• DIRECTIONS FOR THIS TASK
Check each line of the listing, and copy it if it contains the word "tako".

• GIVEN RECORDS

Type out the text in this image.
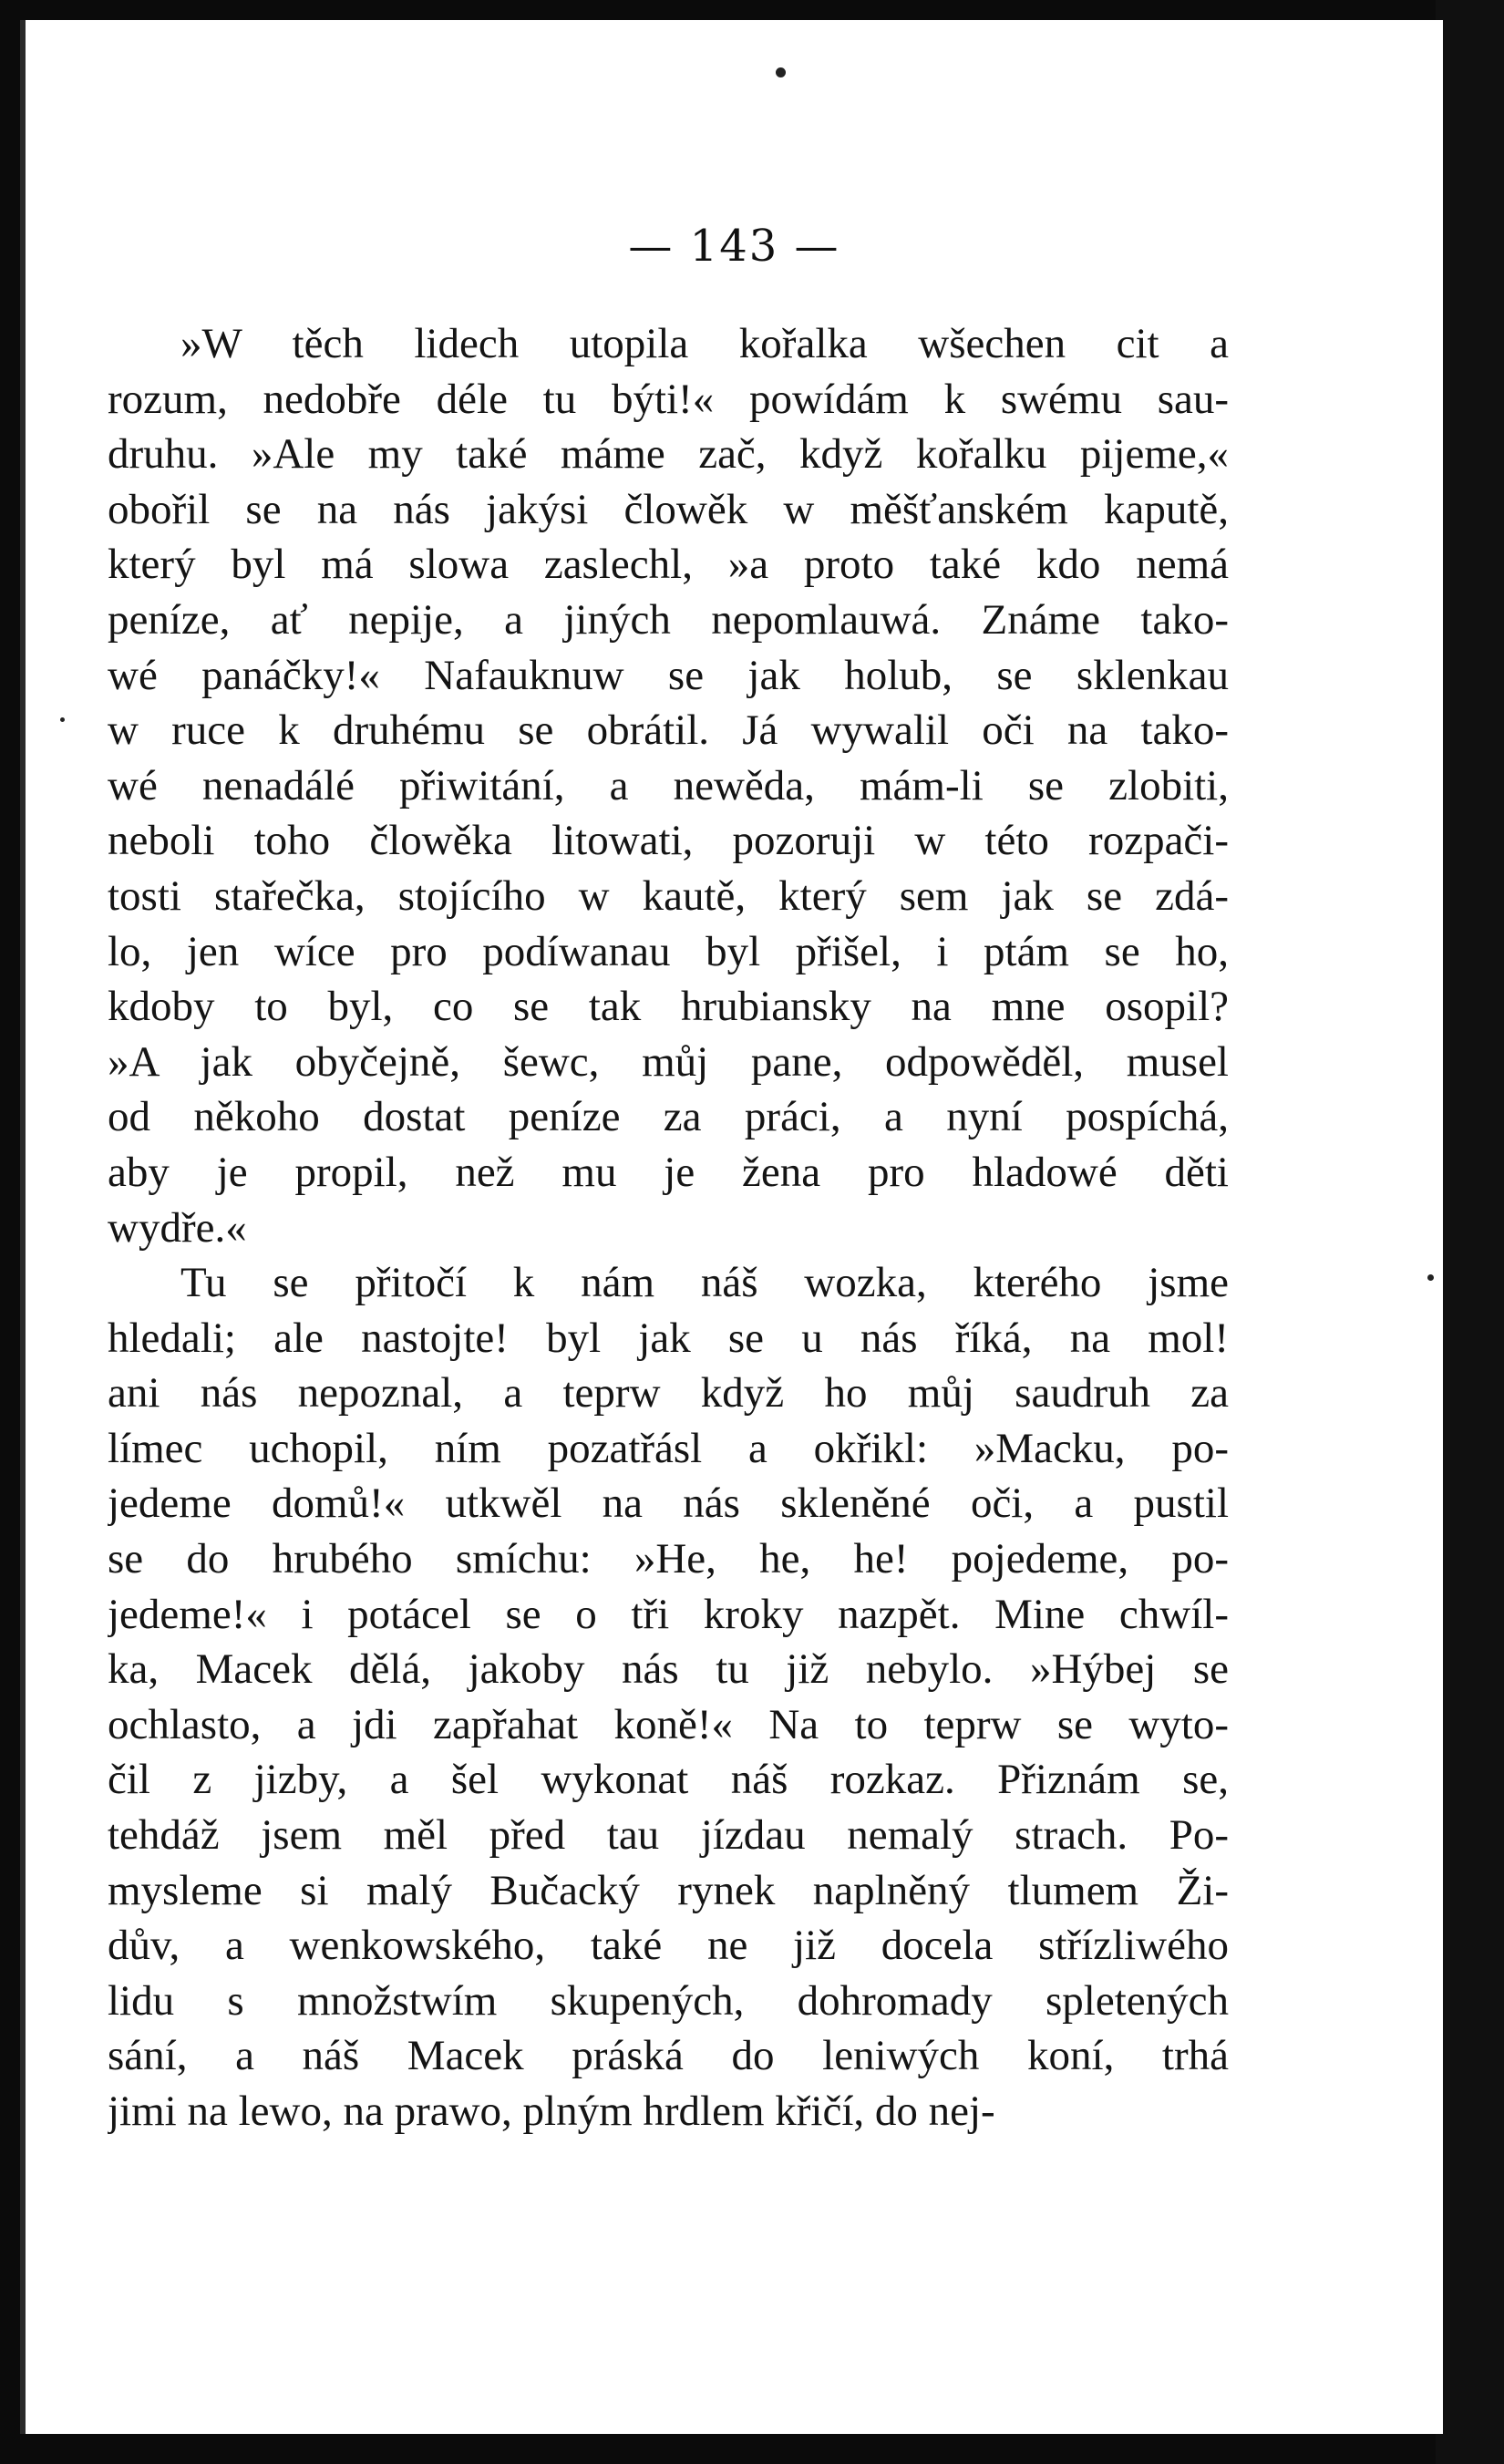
— 143 —
»W těch lidech utopila kořalka wšechen cit a
rozum, nedobře déle tu býti!« powídám k swému sau-
druhu. »Ale my také máme zač, když kořalku pijeme,«
obořil se na nás jakýsi člowěk w měšťanském kaputě,
který byl má slowa zaslechl, »a proto také kdo nemá
peníze, ať nepije, a jiných nepomlauwá. Známe tako-
wé panáčky!« Nafauknuw se jak holub, se sklenkau
w ruce k druhému se obrátil. Já wywalil oči na tako-
wé nenadálé přiwitání, a newěda, mám-li se zlobiti,
neboli toho člowěka litowati, pozoruji w této rozpači-
tosti stařečka, stojícího w kautě, který sem jak se zdá-
lo, jen wíce pro podíwanau byl přišel, i ptám se ho,
kdoby to byl, co se tak hrubiansky na mne osopil?
»A jak obyčejně, šewc, můj pane, odpowěděl, musel
od někoho dostat peníze za práci, a nyní pospíchá,
aby je propil, než mu je žena pro hladowé děti
wydře.«
Tu se přitočí k nám náš wozka, kterého jsme
hledali; ale nastojte! byl jak se u nás říká, na mol!
ani nás nepoznal, a teprw když ho můj saudruh za
límec uchopil, ním pozatřásl a okřikl: »Macku, po-
jedeme domů!« utkwěl na nás skleněné oči, a pustil
se do hrubého smíchu: »He, he, he! pojedeme, po-
jedeme!« i potácel se o tři kroky nazpět. Mine chwíl-
ka, Macek dělá, jakoby nás tu již nebylo. »Hýbej se
ochlasto, a jdi zapřahat koně!« Na to teprw se wyto-
čil z jizby, a šel wykonat náš rozkaz. Přiznám se,
tehdáž jsem měl před tau jízdau nemalý strach. Po-
mysleme si malý Bučacký rynek naplněný tlumem Ži-
dův, a wenkowského, také ne již docela střízliwého
lidu s množstwím skupených, dohromady spletených
sání, a náš Macek práská do leniwých koní, trhá
jimi na lewo, na prawo, plným hrdlem křičí, do nej-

• ANSWER FOR THE TASK
peníze, ať nepije, a jiných nepomlauwá. Známe tako-
w ruce k druhému se obrátil. Já wywalil oči na tako-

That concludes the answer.